Extracted data entries

########

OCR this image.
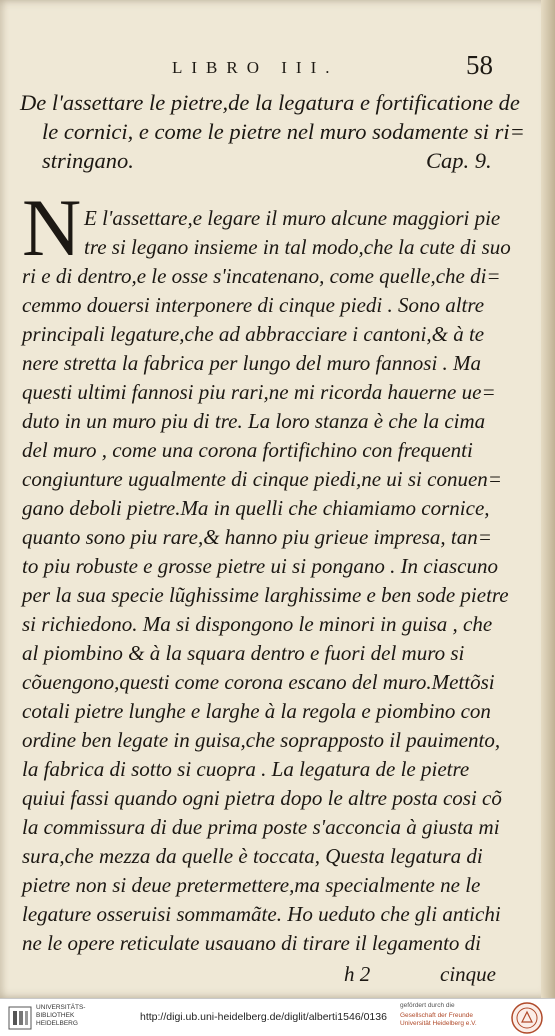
LIBRO III.	58
De l'assettare le pietre,de la legatura e fortificatione de
le cornici, e come le pietre nel muro sodamente si ri=
stringano.	Cap. 9.
N E l'assettare,e legare il muro alcune maggiori pie
tre si legano insieme in tal modo,che la cute di suo
ri e di dentro,e le osse s'incatenano, come quelle,che di=
cemmo douersi interponere di cinque piedi . Sono altre
principali legature,che ad abbracciare i cantoni,& à te
nere stretta la fabrica per lungo del muro fannosi . Ma
questi ultimi fannosi piu rari,ne mi ricorda hauerne ue=
duto in un muro piu di tre. La loro stanza è che la cima
del muro , come una corona fortifichino con frequenti
congiunture ugualmente di cinque piedi,ne ui si conuen=
gano deboli pietre.Ma in quelli che chiamiamo cornice,
quanto sono piu rare,& hanno piu grieue impresa, tan=
to piu robuste e grosse pietre ui si pongano . In ciascuno
per la sua specie lũghissime larghissime e ben sode pietre
si richiedono. Ma si dispongono le minori in guisa , che
al piombino & à la squara dentro e fuori del muro si
cõuengono,questi come corona escano del muro.Mettõsi
cotali pietre lunghe e larghe à la regola e piombino con
ordine ben legate in guisa,che soprapposto il pauimento,
la fabrica di sotto si cuopra . La legatura de le pietre
quiui fassi quando ogni pietra dopo le altre posta cosi cõ
la commissura di due prima poste s'acconcia à giusta mi
sura,che mezza da quelle è toccata, Questa legatura di
pietre non si deue pretermettere,ma specialmente ne le
legature osseruisi sommamãte. Ho ueduto che gli antichi
ne le opere reticulate usauano di tirare il legamento di
h 2	cinque
UNIVERSITÄTS-
BIBLIOTHEK
HEIDELBERG
http://digi.ub.uni-heidelberg.de/diglit/alberti1546/0136
gefördert durch die
Gesellschaft der Freunde
Universität Heidelberg e.V.
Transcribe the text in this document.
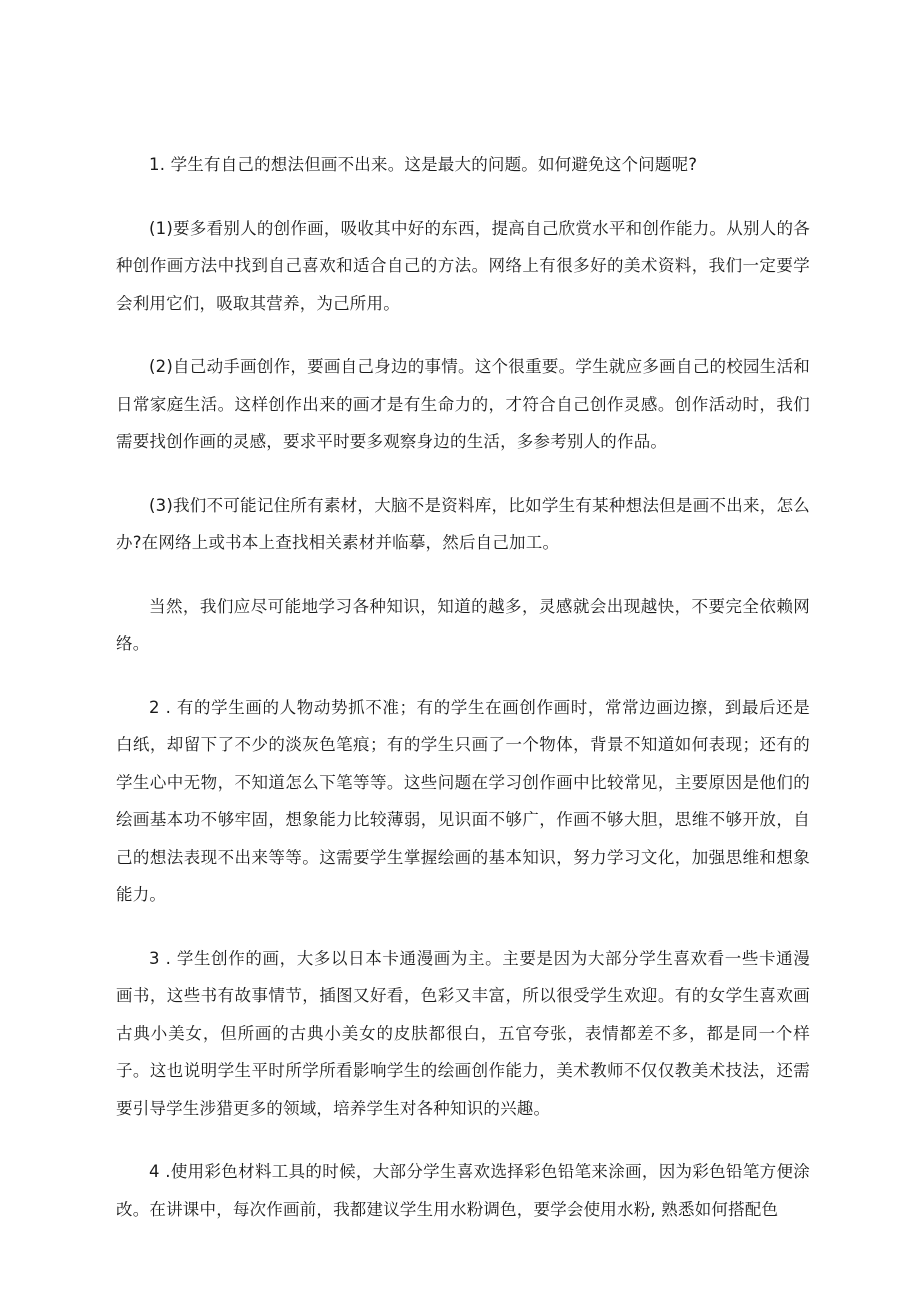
1. 学生有自己的想法但画不出来。这是最大的问题。如何避免这个问题呢?

(1)要多看别人的创作画，吸收其中好的东西，提高自己欣赏水平和创作能力。从别人的各种创作画方法中找到自己喜欢和适合自己的方法。网络上有很多好的美术资料，我们一定要学会利用它们，吸取其营养，为己所用。

(2)自己动手画创作，要画自己身边的事情。这个很重要。学生就应多画自己的校园生活和日常家庭生活。这样创作出来的画才是有生命力的，才符合自己创作灵感。创作活动时，我们需要找创作画的灵感，要求平时要多观察身边的生活，多参考别人的作品。

(3)我们不可能记住所有素材，大脑不是资料库，比如学生有某种想法但是画不出来，怎么办?在网络上或书本上查找相关素材并临摹，然后自己加工。

当然，我们应尽可能地学习各种知识，知道的越多，灵感就会出现越快，不要完全依赖网络。

2 . 有的学生画的人物动势抓不准；有的学生在画创作画时，常常边画边擦，到最后还是白纸，却留下了不少的淡灰色笔痕；有的学生只画了一个物体，背景不知道如何表现；还有的学生心中无物，不知道怎么下笔等等。这些问题在学习创作画中比较常见，主要原因是他们的绘画基本功不够牢固，想象能力比较薄弱，见识面不够广，作画不够大胆，思维不够开放，自己的想法表现不出来等等。这需要学生掌握绘画的基本知识，努力学习文化，加强思维和想象能力。

3 . 学生创作的画，大多以日本卡通漫画为主。主要是因为大部分学生喜欢看一些卡通漫画书，这些书有故事情节，插图又好看，色彩又丰富，所以很受学生欢迎。有的女学生喜欢画古典小美女，但所画的古典小美女的皮肤都很白，五官夸张，表情都差不多，都是同一个样子。这也说明学生平时所学所看影响学生的绘画创作能力，美术教师不仅仅教美术技法，还需要引导学生涉猎更多的领域，培养学生对各种知识的兴趣。

4 .使用彩色材料工具的时候，大部分学生喜欢选择彩色铅笔来涂画，因为彩色铅笔方便涂改。在讲课中，每次作画前，我都建议学生用水粉调色，要学会使用水粉, 熟悉如何搭配色
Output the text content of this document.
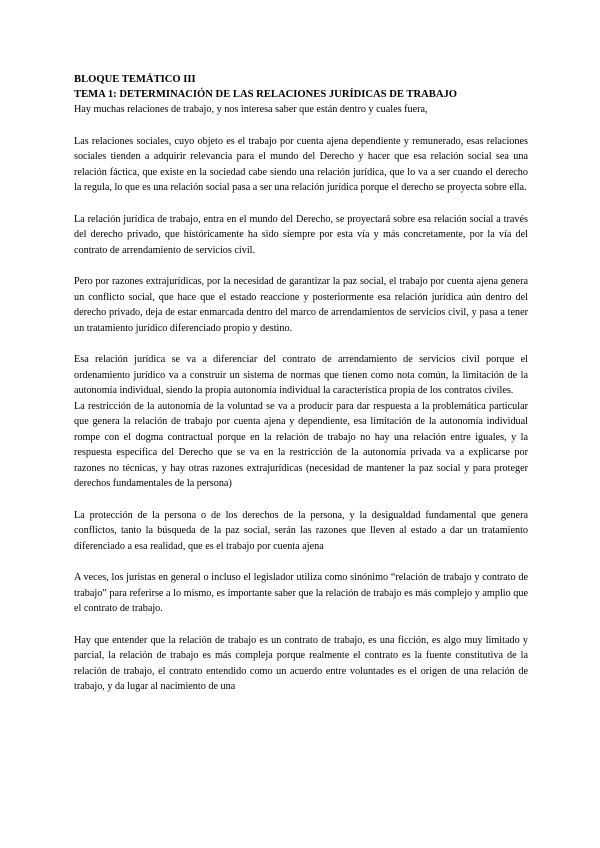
BLOQUE TEMÁTICO III

TEMA 1: DETERMINACIÓN DE LAS RELACIONES JURÍDICAS DE TRABAJO

Hay muchas relaciones de trabajo, y nos interesa saber que están dentro y cuales fuera,

Las relaciones sociales, cuyo objeto es el trabajo por cuenta ajena dependiente y remunerado, esas relaciones sociales tienden a adquirir relevancia para el mundo del Derecho y hacer que esa relación social sea una relación fáctica, que existe en la sociedad cabe siendo una relación jurídica, que lo va a ser cuando el derecho la regula, lo que es una relación social pasa a ser una relación jurídica porque el derecho se proyecta sobre ella.

La relación jurídica de trabajo, entra en el mundo del Derecho, se proyectará sobre esa relación social a través del derecho privado, que históricamente ha sido siempre por esta vía y más concretamente, por la vía del contrato de arrendamiento de servicios civil.

Pero por razones extrajurídicas, por la necesidad de garantizar la paz social, el trabajo por cuenta ajena genera un conflicto social, que hace que el estado reaccione y posteriormente esa relación jurídica aún dentro del derecho privado, deja de estar enmarcada dentro del marco de arrendamientos de servicios civil, y pasa a tener un tratamiento jurídico diferenciado propio y destino.

Esa relación jurídica se va a diferenciar del contrato de arrendamiento de servicios civil porque el ordenamiento jurídico va a construir un sistema de normas que tienen como nota común, la limitación de la autonomía individual, siendo la propia autonomía individual la característica propia de los contratos civiles.

La restricción de la autonomía de la voluntad se va a producir para dar respuesta a la problemática particular que genera la relación de trabajo por cuenta ajena y dependiente, esa limitación de la autonomía individual rompe con el dogma contractual porque en la relación de trabajo no hay una relación entre iguales, y la respuesta específica del Derecho que se va en la restricción de la autonomía privada va a explicarse por razones no técnicas, y hay otras razones extrajurídicas (necesidad de mantener la paz social y para proteger derechos fundamentales de la persona)

La protección de la persona o de los derechos de la persona, y la desigualdad fundamental que genera conflictos, tanto la búsqueda de la paz social, serán las razones que lleven al estado a dar un tratamiento diferenciado a esa realidad, que es el trabajo por cuenta ajena

A veces, los juristas en general o incluso el legislador utiliza como sinónimo “relación de trabajo y contrato de trabajo” para referirse a lo mismo, es importante saber que la relación de trabajo es más complejo y amplio que el contrato de trabajo.

Hay que entender que la relación de trabajo es un contrato de trabajo, es una ficción, es algo muy limitado y parcial, la relación de trabajo es más compleja porque realmente el contrato es la fuente constitutiva de la relación de trabajo, el contrato entendido como un acuerdo entre voluntades es el origen de una relación de trabajo, y da lugar al nacimiento de una
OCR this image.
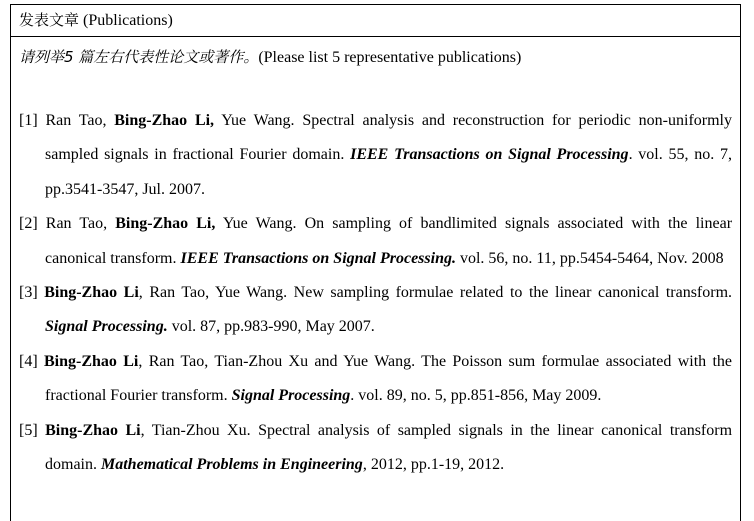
发表文章 (Publications)
请列举5 篇左右代表性论文或著作。(Please list 5 representative publications)

[1] Ran Tao, Bing-Zhao Li, Yue Wang. Spectral analysis and reconstruction for periodic non-uniformly sampled signals in fractional Fourier domain. IEEE Transactions on Signal Processing. vol. 55, no. 7, pp.3541-3547, Jul. 2007.

[2] Ran Tao, Bing-Zhao Li, Yue Wang. On sampling of bandlimited signals associated with the linear canonical transform. IEEE Transactions on Signal Processing. vol. 56, no. 11, pp.5454-5464, Nov. 2008

[3] Bing-Zhao Li, Ran Tao, Yue Wang. New sampling formulae related to the linear canonical transform. Signal Processing. vol. 87, pp.983-990, May 2007.

[4] Bing-Zhao Li, Ran Tao, Tian-Zhou Xu and Yue Wang. The Poisson sum formulae associated with the fractional Fourier transform. Signal Processing. vol. 89, no. 5, pp.851-856, May 2009.

[5] Bing-Zhao Li, Tian-Zhou Xu. Spectral analysis of sampled signals in the linear canonical transform domain. Mathematical Problems in Engineering, 2012, pp.1-19, 2012.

########

**Objective**
Track down every line with the word "domain" and copy it.

**Solution**
[1] Ran Tao, Bing-Zhao Li, Yue Wang. Spectral analysis and reconstruction for periodic non-uniformly sampled signals in fractional Fourier domain. IEEE Transactions on Signal Processing. vol. 55, no. 7, pp.3541-3547, Jul. 2007.
[5] Bing-Zhao Li, Tian-Zhou Xu. Spectral analysis of sampled signals in the linear canonical transform domain. Mathematical Problems in Engineering, 2012, pp.1-19, 2012.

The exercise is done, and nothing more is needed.